**SUPPLIED MATERIAL**
____________________
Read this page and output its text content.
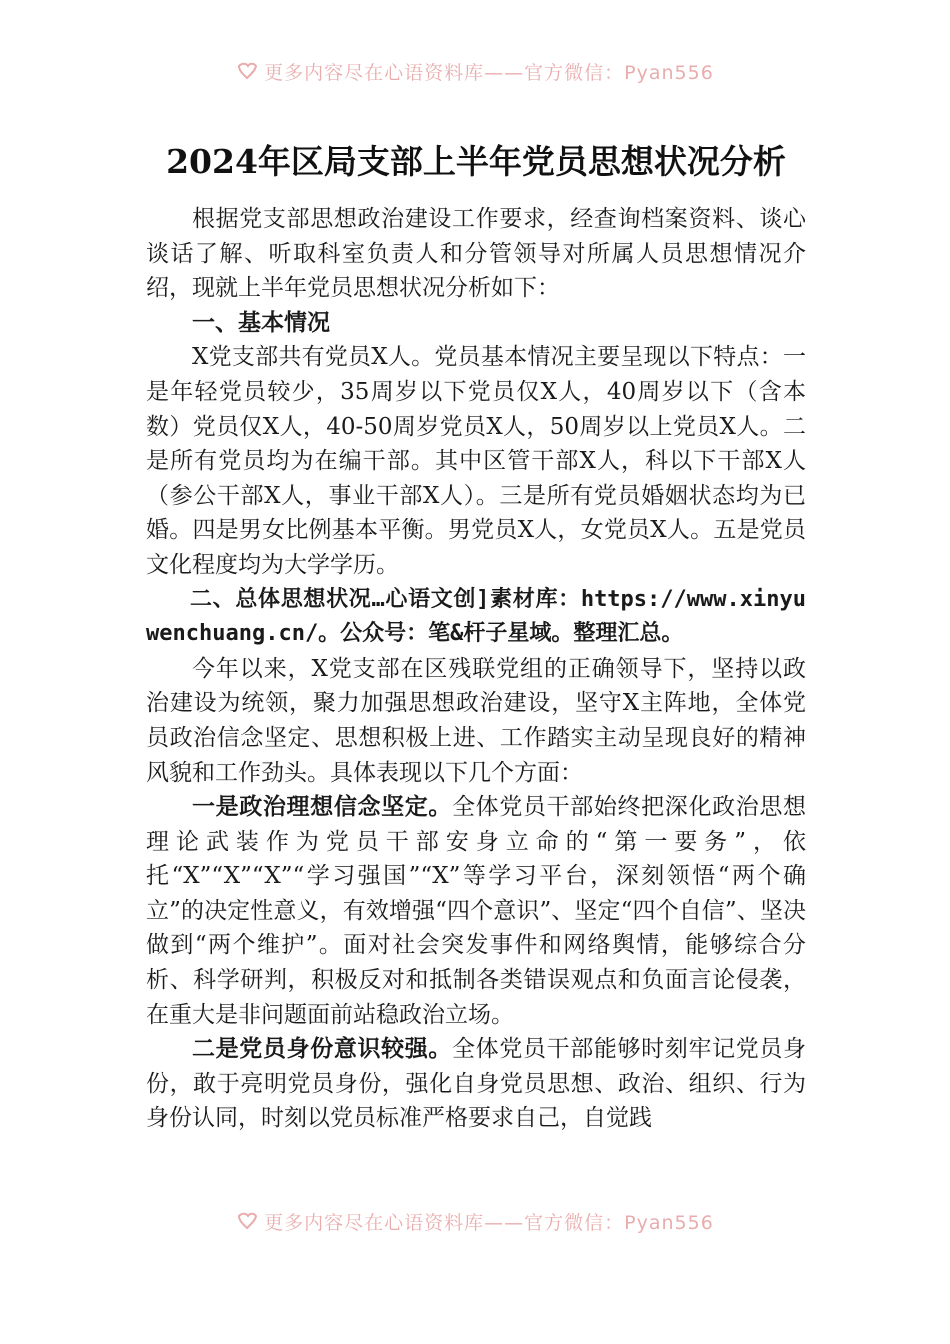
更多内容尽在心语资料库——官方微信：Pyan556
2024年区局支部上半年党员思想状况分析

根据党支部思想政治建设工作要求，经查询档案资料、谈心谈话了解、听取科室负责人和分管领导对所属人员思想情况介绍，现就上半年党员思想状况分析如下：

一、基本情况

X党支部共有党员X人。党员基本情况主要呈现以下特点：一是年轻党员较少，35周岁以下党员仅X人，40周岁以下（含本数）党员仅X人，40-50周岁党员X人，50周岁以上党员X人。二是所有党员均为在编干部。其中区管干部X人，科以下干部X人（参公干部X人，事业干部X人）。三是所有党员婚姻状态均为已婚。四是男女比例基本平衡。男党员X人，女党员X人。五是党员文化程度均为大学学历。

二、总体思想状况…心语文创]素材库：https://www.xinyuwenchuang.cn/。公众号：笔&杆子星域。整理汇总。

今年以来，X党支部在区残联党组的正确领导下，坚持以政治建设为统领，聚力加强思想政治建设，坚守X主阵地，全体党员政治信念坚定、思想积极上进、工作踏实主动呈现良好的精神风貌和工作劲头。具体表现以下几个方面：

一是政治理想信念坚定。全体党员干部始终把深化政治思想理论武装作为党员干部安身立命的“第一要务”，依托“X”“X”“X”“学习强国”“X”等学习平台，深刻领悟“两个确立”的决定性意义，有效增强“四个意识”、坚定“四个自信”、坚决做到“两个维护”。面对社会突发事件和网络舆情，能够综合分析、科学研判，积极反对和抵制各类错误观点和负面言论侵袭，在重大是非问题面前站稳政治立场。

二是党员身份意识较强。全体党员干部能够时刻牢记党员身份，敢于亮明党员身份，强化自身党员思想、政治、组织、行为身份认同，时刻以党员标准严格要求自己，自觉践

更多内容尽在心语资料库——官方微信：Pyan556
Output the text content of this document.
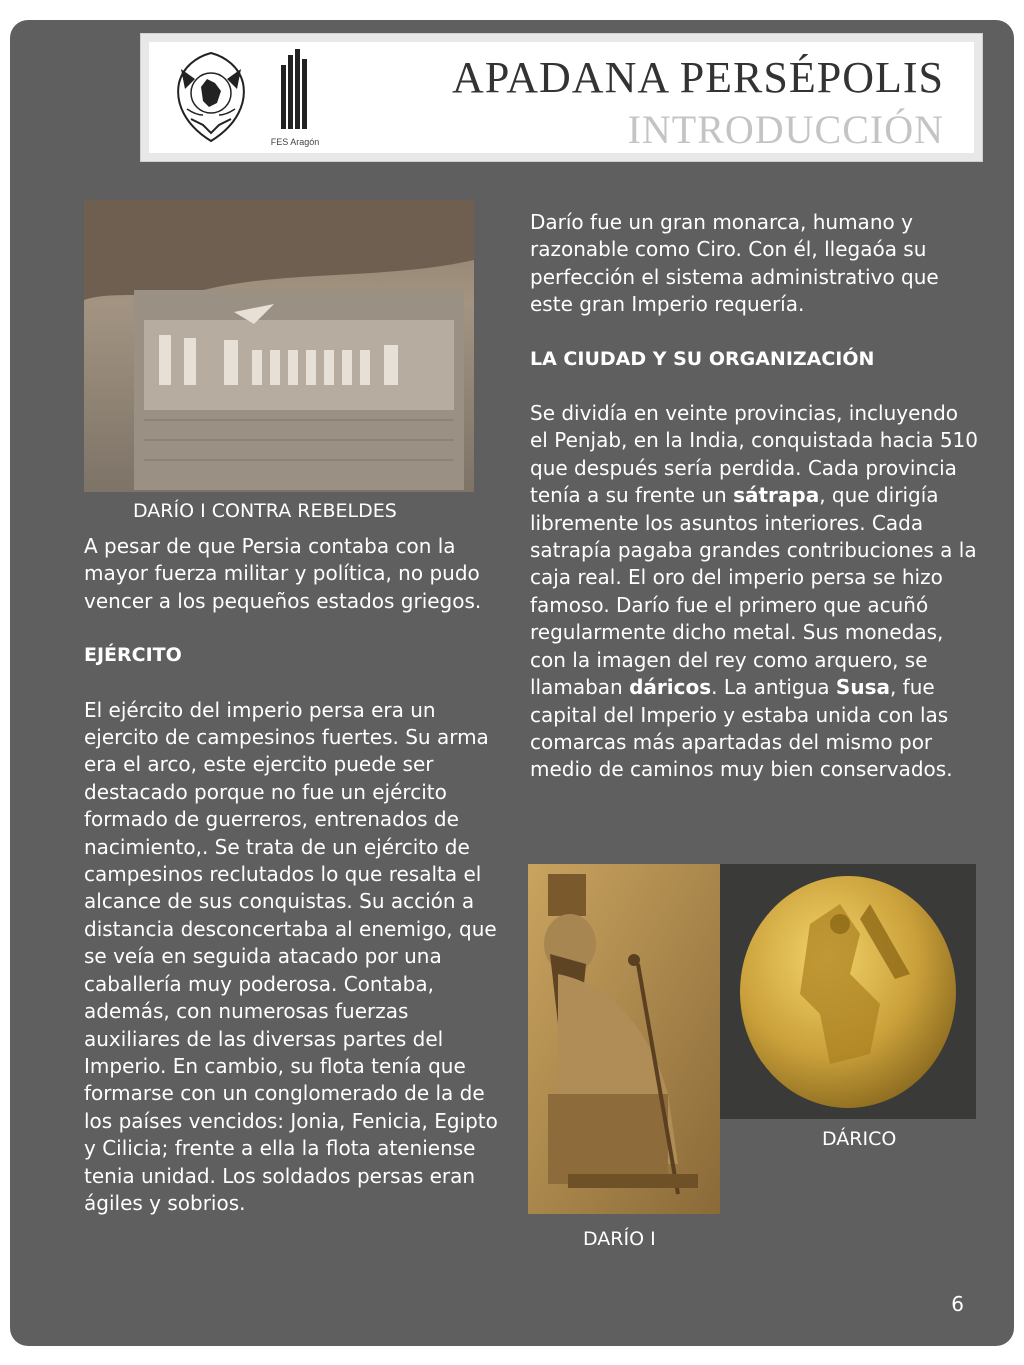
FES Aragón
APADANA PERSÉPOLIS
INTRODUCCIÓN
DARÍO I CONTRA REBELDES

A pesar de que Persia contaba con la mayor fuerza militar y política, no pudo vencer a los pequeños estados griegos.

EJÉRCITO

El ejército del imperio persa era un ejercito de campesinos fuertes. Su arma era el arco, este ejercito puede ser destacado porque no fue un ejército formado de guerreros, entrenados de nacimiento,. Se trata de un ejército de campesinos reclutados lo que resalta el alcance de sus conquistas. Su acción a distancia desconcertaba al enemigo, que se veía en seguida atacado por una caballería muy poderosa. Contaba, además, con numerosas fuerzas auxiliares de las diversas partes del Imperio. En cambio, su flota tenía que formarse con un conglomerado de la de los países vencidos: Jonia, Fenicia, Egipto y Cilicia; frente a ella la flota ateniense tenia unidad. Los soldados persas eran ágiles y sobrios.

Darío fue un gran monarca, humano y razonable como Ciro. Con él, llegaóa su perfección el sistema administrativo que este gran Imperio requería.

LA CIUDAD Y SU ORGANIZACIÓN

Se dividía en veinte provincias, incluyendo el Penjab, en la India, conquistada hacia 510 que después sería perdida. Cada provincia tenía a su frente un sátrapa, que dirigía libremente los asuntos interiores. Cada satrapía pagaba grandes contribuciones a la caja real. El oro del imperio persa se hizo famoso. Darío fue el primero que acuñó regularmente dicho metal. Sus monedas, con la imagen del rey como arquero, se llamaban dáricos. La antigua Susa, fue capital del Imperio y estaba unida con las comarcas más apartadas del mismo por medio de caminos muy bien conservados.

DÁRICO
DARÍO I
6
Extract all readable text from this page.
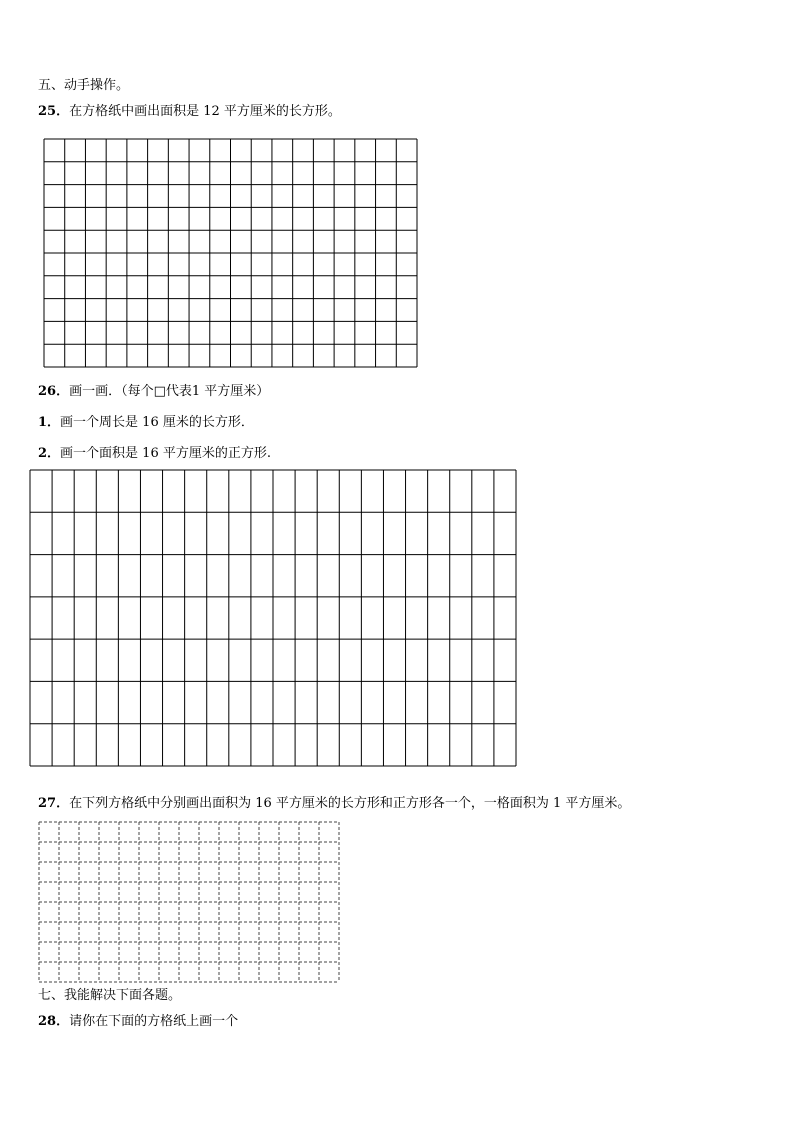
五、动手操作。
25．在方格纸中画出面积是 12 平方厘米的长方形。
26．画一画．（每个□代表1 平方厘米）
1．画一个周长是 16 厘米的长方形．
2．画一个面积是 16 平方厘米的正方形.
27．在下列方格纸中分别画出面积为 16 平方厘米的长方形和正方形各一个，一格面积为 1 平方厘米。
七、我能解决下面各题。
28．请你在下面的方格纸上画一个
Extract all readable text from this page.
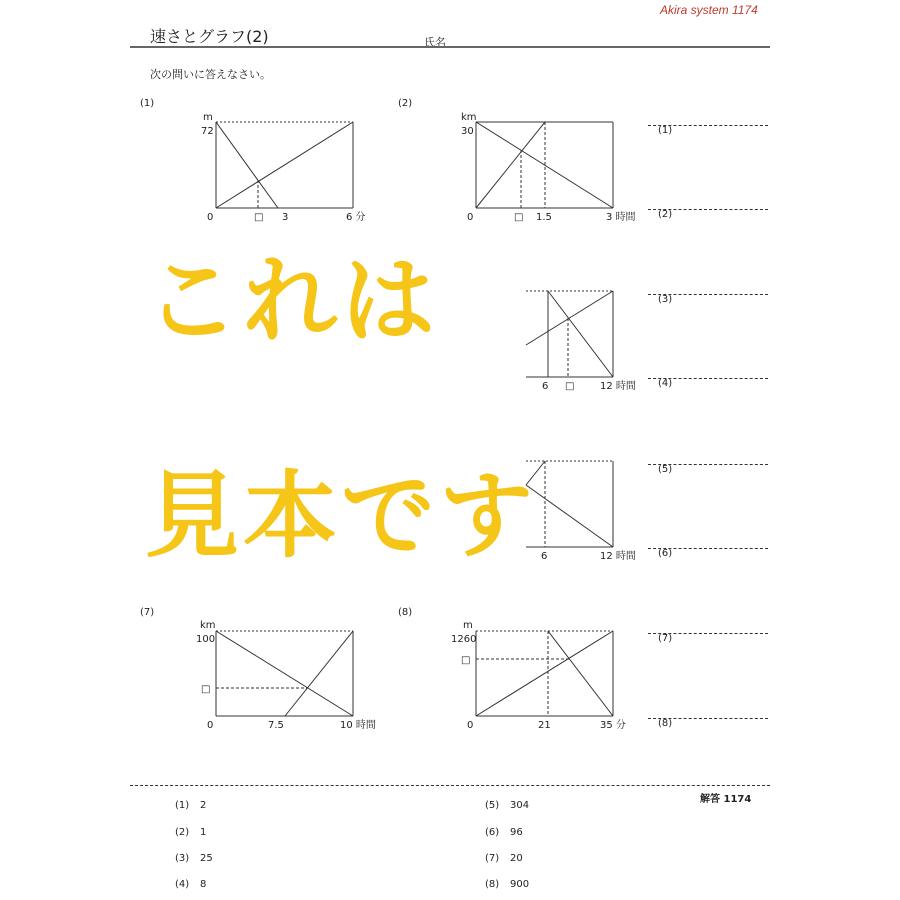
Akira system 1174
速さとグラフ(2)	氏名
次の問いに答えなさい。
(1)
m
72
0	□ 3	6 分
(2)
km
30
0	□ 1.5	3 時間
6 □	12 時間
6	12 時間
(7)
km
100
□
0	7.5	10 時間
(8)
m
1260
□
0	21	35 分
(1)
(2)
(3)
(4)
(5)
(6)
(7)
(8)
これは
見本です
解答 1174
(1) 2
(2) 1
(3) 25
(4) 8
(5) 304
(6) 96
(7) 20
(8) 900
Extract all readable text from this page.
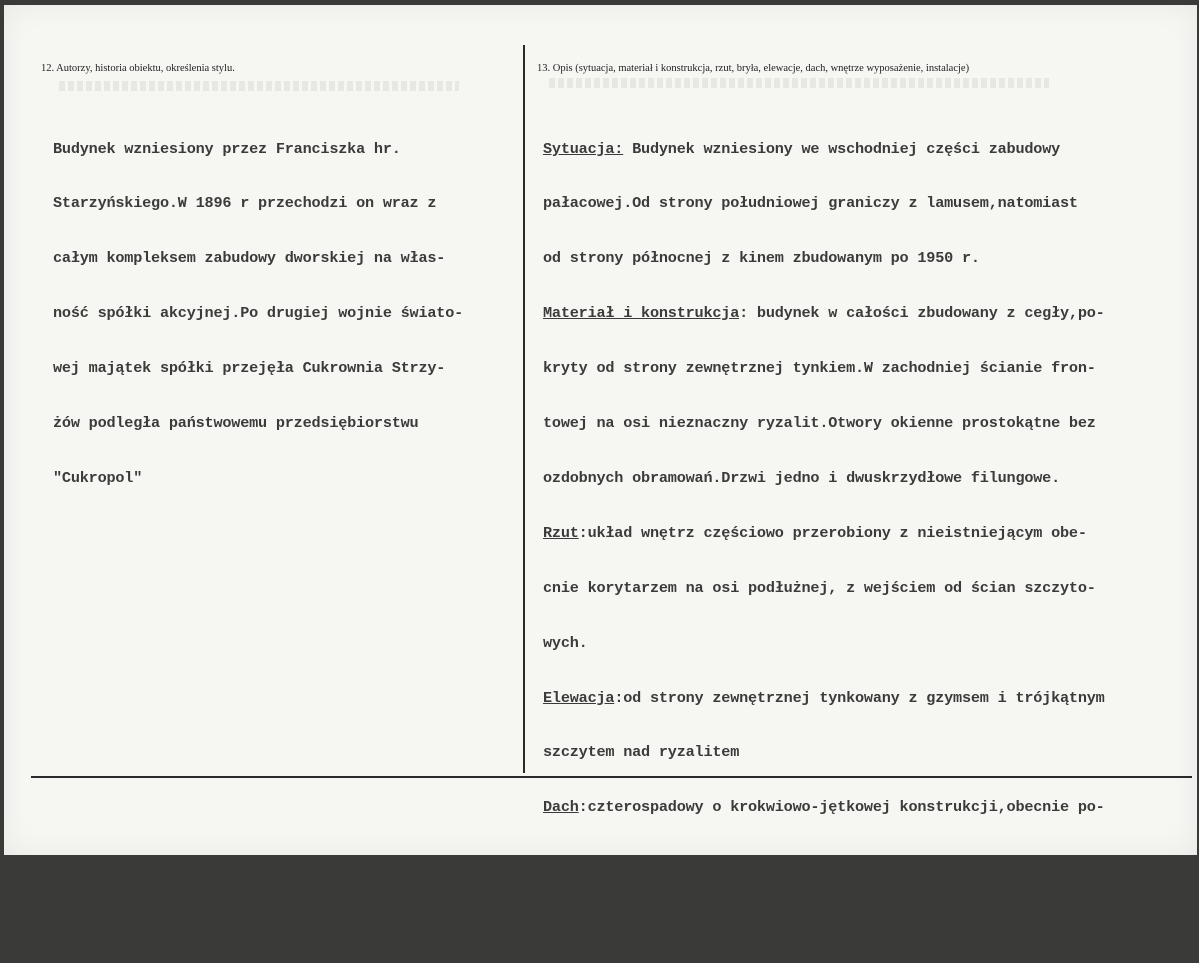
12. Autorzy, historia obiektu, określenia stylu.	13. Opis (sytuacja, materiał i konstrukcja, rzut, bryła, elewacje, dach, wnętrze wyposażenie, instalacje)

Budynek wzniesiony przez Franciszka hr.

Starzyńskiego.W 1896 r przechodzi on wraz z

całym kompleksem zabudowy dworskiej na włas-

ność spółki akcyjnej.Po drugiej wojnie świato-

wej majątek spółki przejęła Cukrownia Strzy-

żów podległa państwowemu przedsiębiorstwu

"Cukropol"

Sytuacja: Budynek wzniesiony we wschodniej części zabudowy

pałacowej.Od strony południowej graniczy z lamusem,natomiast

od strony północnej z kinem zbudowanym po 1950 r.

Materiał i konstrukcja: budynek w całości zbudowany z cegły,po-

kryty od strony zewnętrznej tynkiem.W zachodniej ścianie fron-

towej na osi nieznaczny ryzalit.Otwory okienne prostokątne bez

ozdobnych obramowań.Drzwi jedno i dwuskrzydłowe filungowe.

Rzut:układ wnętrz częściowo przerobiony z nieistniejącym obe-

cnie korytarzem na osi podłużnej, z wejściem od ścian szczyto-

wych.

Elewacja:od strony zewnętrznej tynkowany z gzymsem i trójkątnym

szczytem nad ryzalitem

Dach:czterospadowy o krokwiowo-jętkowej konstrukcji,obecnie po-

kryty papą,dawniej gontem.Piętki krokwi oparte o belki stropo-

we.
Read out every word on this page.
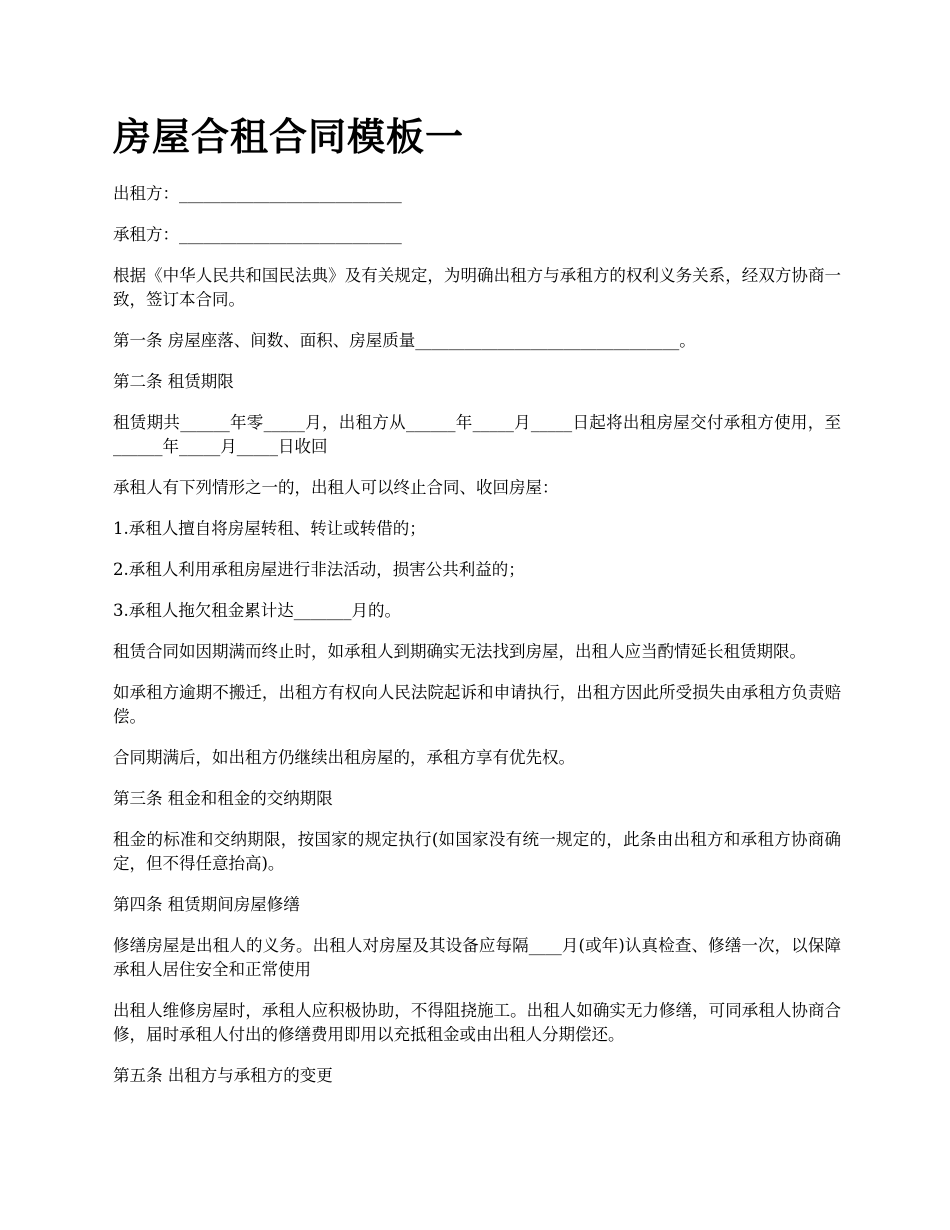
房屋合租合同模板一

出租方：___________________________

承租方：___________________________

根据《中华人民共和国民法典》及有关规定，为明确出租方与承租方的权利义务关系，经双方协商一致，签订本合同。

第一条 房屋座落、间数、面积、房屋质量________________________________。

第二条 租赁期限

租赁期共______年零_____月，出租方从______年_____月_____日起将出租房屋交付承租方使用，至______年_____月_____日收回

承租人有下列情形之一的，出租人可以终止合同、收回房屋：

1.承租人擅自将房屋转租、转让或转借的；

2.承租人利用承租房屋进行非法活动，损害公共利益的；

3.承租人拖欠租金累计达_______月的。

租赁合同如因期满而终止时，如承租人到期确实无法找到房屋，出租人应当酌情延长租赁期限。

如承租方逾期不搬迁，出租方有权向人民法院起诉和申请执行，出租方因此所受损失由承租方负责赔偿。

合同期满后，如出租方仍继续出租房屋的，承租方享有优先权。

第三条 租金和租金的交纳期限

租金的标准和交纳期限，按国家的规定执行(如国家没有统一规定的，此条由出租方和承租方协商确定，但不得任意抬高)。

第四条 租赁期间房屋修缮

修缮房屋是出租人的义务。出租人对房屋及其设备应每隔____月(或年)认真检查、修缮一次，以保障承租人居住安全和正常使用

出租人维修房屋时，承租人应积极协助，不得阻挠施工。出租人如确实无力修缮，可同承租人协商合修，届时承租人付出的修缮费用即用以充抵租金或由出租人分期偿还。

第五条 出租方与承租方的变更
____________________
**WHAT YOU SHOULD DO**
In the entries above, find every line holding the word "konstrukcja" and copy it out.

**TASK RESPONSE**
12. Autorzy, historia obiektu, określenia stylu.	13. Opis (sytuacja, materiał i konstrukcja, rzut, bryła, elewacje, dach, wnętrze wyposażenie, instalacje)
Materiał i konstrukcja: budynek w całości zbudowany z cegły,po-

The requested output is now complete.